Find each line of the entries with the string "Grupo", please, and copy it.

Stored data
━━━━━━

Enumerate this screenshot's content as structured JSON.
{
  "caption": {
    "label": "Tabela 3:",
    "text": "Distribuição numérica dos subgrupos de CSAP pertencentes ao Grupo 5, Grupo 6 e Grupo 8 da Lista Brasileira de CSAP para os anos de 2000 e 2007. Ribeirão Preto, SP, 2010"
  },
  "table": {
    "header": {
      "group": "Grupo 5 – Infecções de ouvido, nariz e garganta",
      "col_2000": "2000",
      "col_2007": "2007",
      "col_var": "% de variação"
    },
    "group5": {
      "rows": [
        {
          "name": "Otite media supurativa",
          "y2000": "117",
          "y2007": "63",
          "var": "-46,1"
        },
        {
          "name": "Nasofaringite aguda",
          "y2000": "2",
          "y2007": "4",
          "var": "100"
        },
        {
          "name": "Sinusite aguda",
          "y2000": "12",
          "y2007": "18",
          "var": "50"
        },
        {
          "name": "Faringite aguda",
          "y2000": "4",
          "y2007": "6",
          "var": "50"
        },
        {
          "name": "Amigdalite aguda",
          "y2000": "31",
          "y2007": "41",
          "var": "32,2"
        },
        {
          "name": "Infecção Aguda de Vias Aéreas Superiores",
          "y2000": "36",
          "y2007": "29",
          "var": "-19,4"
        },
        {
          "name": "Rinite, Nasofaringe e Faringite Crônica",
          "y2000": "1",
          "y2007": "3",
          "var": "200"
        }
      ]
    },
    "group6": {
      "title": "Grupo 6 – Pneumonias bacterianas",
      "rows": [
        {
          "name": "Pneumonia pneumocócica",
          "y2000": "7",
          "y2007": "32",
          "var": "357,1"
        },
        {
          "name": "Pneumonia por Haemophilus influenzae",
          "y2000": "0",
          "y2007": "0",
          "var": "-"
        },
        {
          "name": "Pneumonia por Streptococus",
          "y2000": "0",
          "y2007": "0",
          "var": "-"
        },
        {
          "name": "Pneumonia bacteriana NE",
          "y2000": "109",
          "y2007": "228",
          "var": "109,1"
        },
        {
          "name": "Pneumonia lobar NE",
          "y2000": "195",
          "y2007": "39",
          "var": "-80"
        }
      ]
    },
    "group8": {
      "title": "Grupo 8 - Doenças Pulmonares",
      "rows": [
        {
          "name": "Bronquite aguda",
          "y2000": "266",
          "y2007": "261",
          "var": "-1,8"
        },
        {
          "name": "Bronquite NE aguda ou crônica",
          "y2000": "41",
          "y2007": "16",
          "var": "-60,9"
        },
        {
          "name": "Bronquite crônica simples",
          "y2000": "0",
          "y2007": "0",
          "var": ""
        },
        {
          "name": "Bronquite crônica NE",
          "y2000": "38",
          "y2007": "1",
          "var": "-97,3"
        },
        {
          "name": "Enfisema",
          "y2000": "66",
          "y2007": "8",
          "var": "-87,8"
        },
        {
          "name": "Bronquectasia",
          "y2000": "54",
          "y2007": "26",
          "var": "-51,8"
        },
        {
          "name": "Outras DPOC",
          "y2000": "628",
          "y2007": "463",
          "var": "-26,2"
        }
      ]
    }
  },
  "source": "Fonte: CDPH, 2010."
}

━━━━━━

Completed task
    "text": "Distribuição numérica dos subgrupos de CSAP pertencentes ao Grupo 5, Grupo 6 e Grupo 8 da Lista Brasileira de CSAP para os anos de 2000 e 2007. Ribeirão Preto, SP, 2010"
      "group": "Grupo 5 – Infecções de ouvido, nariz e garganta",
      "title": "Grupo 6 – Pneumonias bacterianas",
      "title": "Grupo 8 - Doenças Pulmonares",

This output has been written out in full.